───── Provided data

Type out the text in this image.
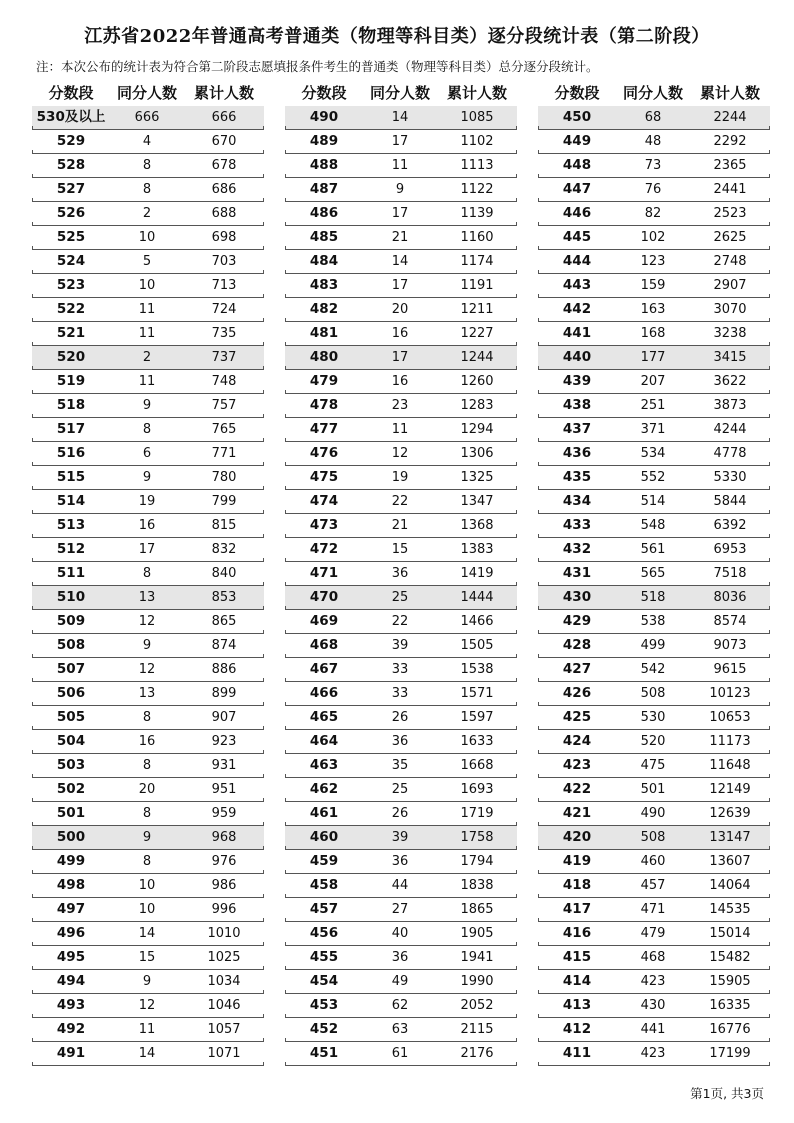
江苏省2022年普通高考普通类（物理等科目类）逐分段统计表（第二阶段）
注：本次公布的统计表为符合第二阶段志愿填报条件考生的普通类（物理等科目类）总分逐分段统计。
分数段	同分人数	累计人数
530及以上	666	666
529	4	670
528	8	678
527	8	686
526	2	688
525	10	698
524	5	703
523	10	713
522	11	724
521	11	735
520	2	737
519	11	748
518	9	757
517	8	765
516	6	771
515	9	780
514	19	799
513	16	815
512	17	832
511	8	840
510	13	853
509	12	865
508	9	874
507	12	886
506	13	899
505	8	907
504	16	923
503	8	931
502	20	951
501	8	959
500	9	968
499	8	976
498	10	986
497	10	996
496	14	1010
495	15	1025
494	9	1034
493	12	1046
492	11	1057
491	14	1071
分数段	同分人数	累计人数
490	14	1085
489	17	1102
488	11	1113
487	9	1122
486	17	1139
485	21	1160
484	14	1174
483	17	1191
482	20	1211
481	16	1227
480	17	1244
479	16	1260
478	23	1283
477	11	1294
476	12	1306
475	19	1325
474	22	1347
473	21	1368
472	15	1383
471	36	1419
470	25	1444
469	22	1466
468	39	1505
467	33	1538
466	33	1571
465	26	1597
464	36	1633
463	35	1668
462	25	1693
461	26	1719
460	39	1758
459	36	1794
458	44	1838
457	27	1865
456	40	1905
455	36	1941
454	49	1990
453	62	2052
452	63	2115
451	61	2176
分数段	同分人数	累计人数
450	68	2244
449	48	2292
448	73	2365
447	76	2441
446	82	2523
445	102	2625
444	123	2748
443	159	2907
442	163	3070
441	168	3238
440	177	3415
439	207	3622
438	251	3873
437	371	4244
436	534	4778
435	552	5330
434	514	5844
433	548	6392
432	561	6953
431	565	7518
430	518	8036
429	538	8574
428	499	9073
427	542	9615
426	508	10123
425	530	10653
424	520	11173
423	475	11648
422	501	12149
421	490	12639
420	508	13147
419	460	13607
418	457	14064
417	471	14535
416	479	15014
415	468	15482
414	423	15905
413	430	16335
412	441	16776
411	423	17199
第1页, 共3页
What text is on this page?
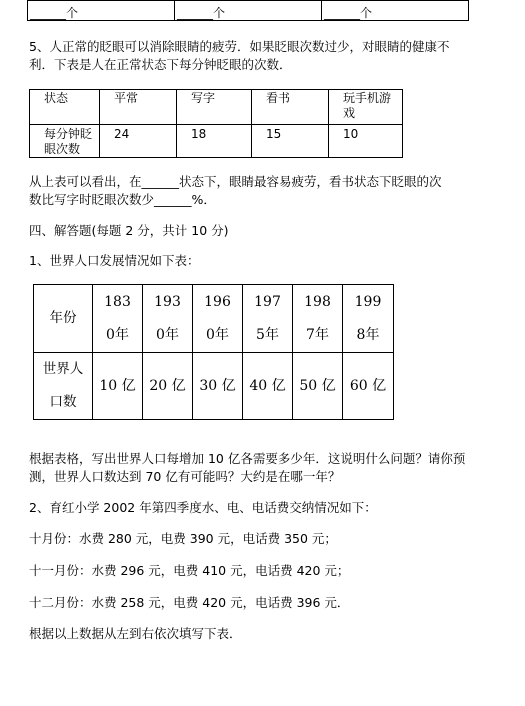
______个	______个	______个
5、人正常的眨眼可以消除眼睛的疲劳．如果眨眼次数过少，对眼睛的健康不
利．下表是人在正常状态下每分钟眨眼的次数．
状态	平常	写字	看书	玩手机游戏
每分钟眨眼次数	24	18	15	10
从上表可以看出，在______状态下，眼睛最容易疲劳，看书状态下眨眼的次
数比写字时眨眼次数少______%．
四、解答题(每题 2 分，共计 10 分)
1、世界人口发展情况如下表：
年份	1830年	1930年	1960年	1975年	1987年	1998年
世界人口数	10 亿	20 亿	30 亿	40 亿	50 亿	60 亿
根据表格，写出世界人口每增加 10 亿各需要多少年．这说明什么问题？请你预
测，世界人口数达到 70 亿有可能吗？大约是在哪一年？
2、育红小学 2002 年第四季度水、电、电话费交纳情况如下：
十月份：水费 280 元，电费 390 元，电话费 350 元；
十一月份：水费 296 元，电费 410 元，电话费 420 元；
十二月份：水费 258 元，电费 420 元，电话费 396 元．
根据以上数据从左到右依次填写下表．
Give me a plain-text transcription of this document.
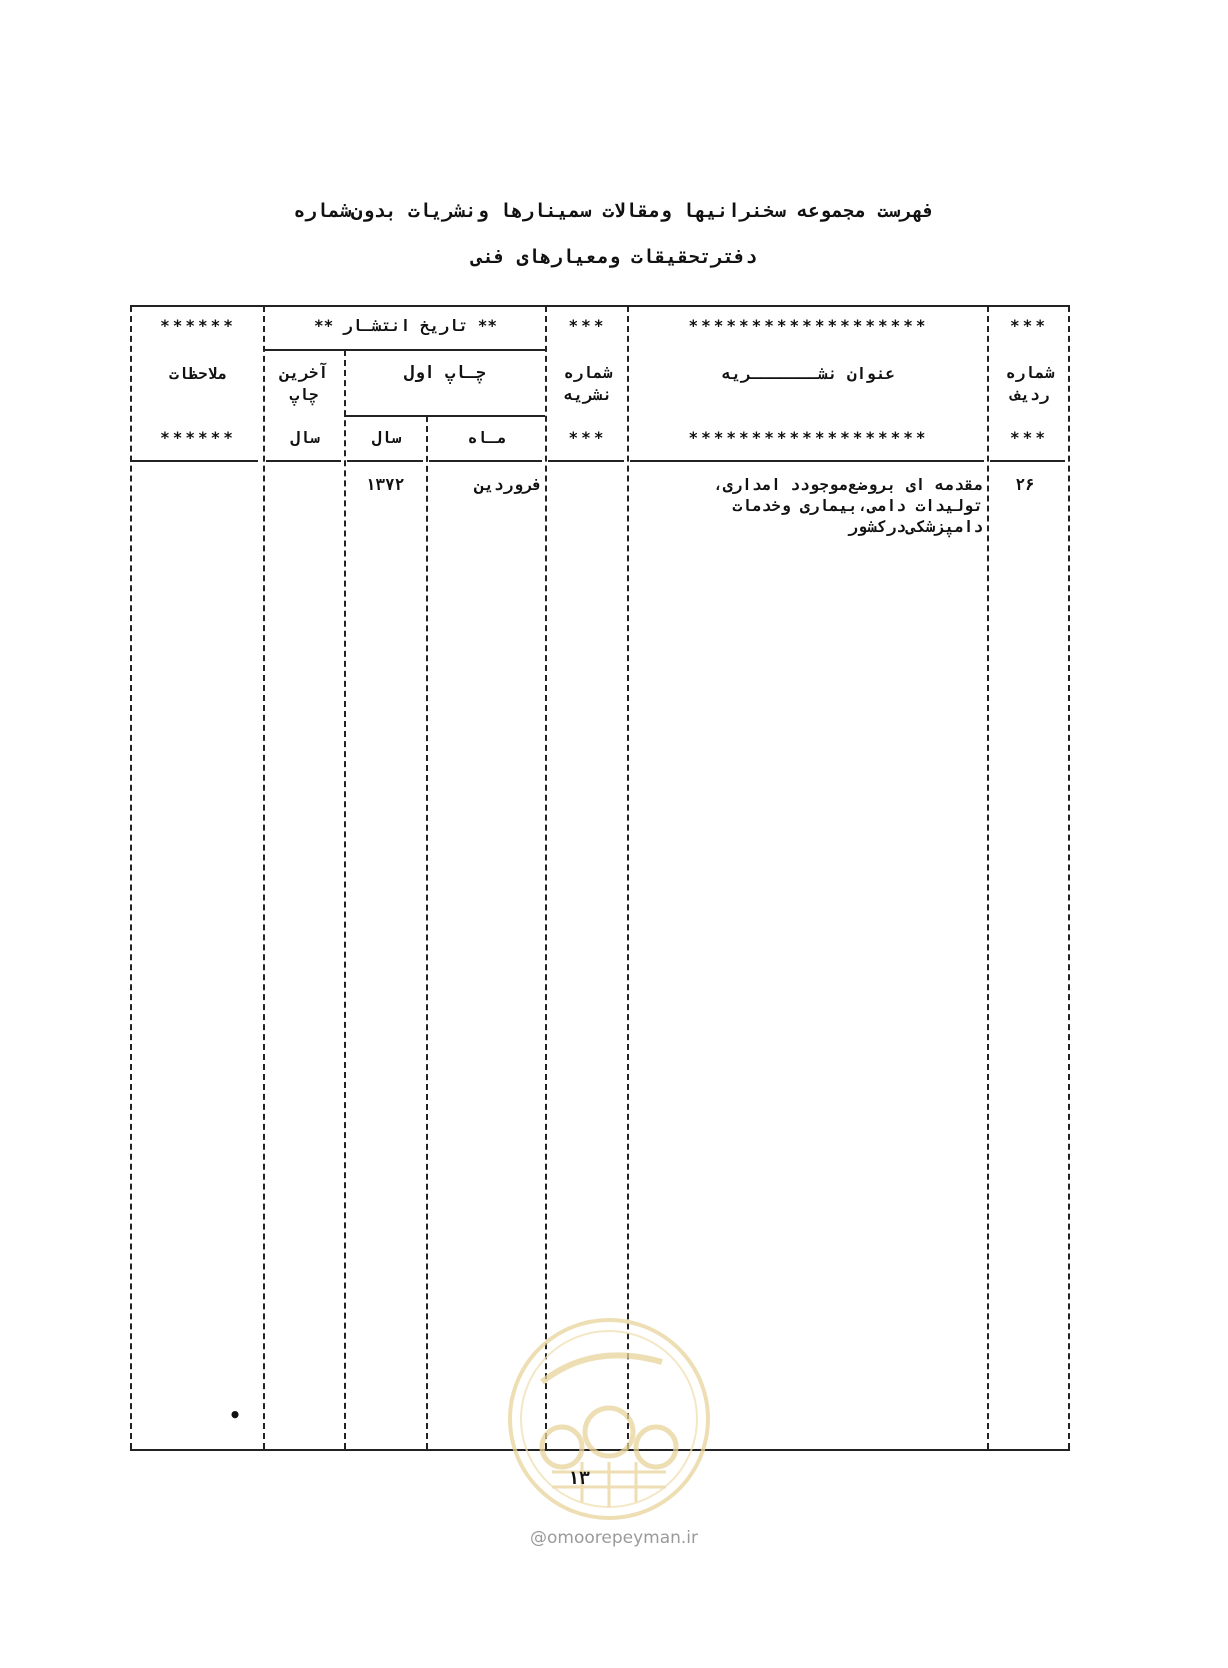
فهرست مجموعه سخنرانیها ومقالات سمینارها ونشریات بدون‌شماره
دفترتحقیقات ومعیارهای فنی
***
*******************
***
** تاریخ انتشـار **
******
شماره ردیف
عنوان نشـــــــریه
شماره نشریه
چـاپ اول
آخرین چاپ
ملاحظات
***
*******************
***
مـاه
سال
سال
******
۲۶
مقدمه ای بروضع‌موجودد امداری،
تولیدات دامی،بیماری وخدمات
دامپزشکی‌درکشور
فروردین
۱۳۷۲
•
۱۳
@omoorepeyman.ir
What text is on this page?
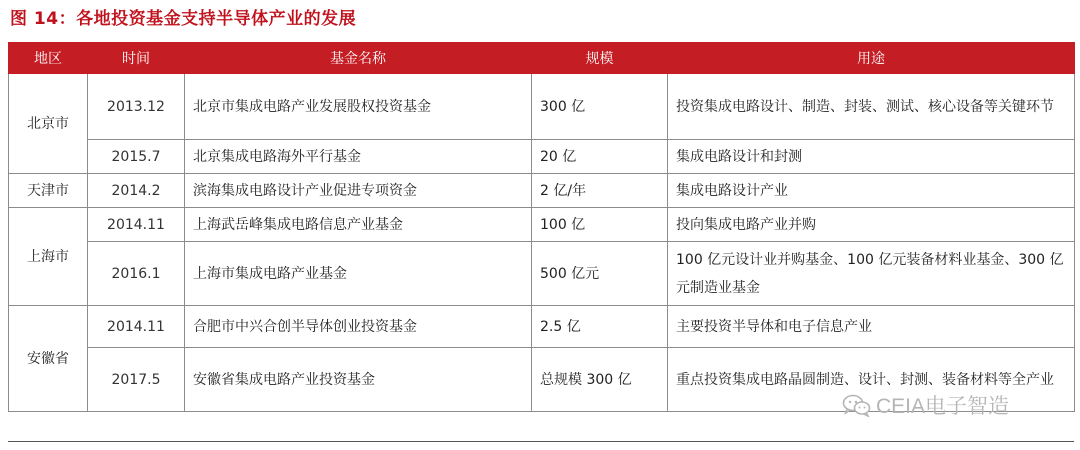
图 14：各地投资基金支持半导体产业的发展
地区	时间	基金名称	规模	用途
北京市	2013.12	北京市集成电路产业发展股权投资基金	300 亿	投资集成电路设计、制造、封装、测试、核心设备等关键环节
	2015.7	北京集成电路海外平行基金	20 亿	集成电路设计和封测
天津市	2014.2	滨海集成电路设计产业促进专项资金	2 亿/年	集成电路设计产业
上海市	2014.11	上海武岳峰集成电路信息产业基金	100 亿	投向集成电路产业并购
	2016.1	上海市集成电路产业基金	500 亿元	100 亿元设计业并购基金、100 亿元装备材料业基金、300 亿元制造业基金
安徽省	2014.11	合肥市中兴合创半导体创业投资基金	2.5 亿	主要投资半导体和电子信息产业
	2017.5	安徽省集成电路产业投资基金	总规模 300 亿	重点投资集成电路晶圆制造、设计、封测、装备材料等全产业
CEIA电子智造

──────────

Exercise directions: Out of the material above, select every line that holds the string "شماره".

Written solution:
فهرست مجموعه سخنرانیها ومقالات سمینارها ونشریات بدون‌شماره
شماره ردیف
شماره نشریه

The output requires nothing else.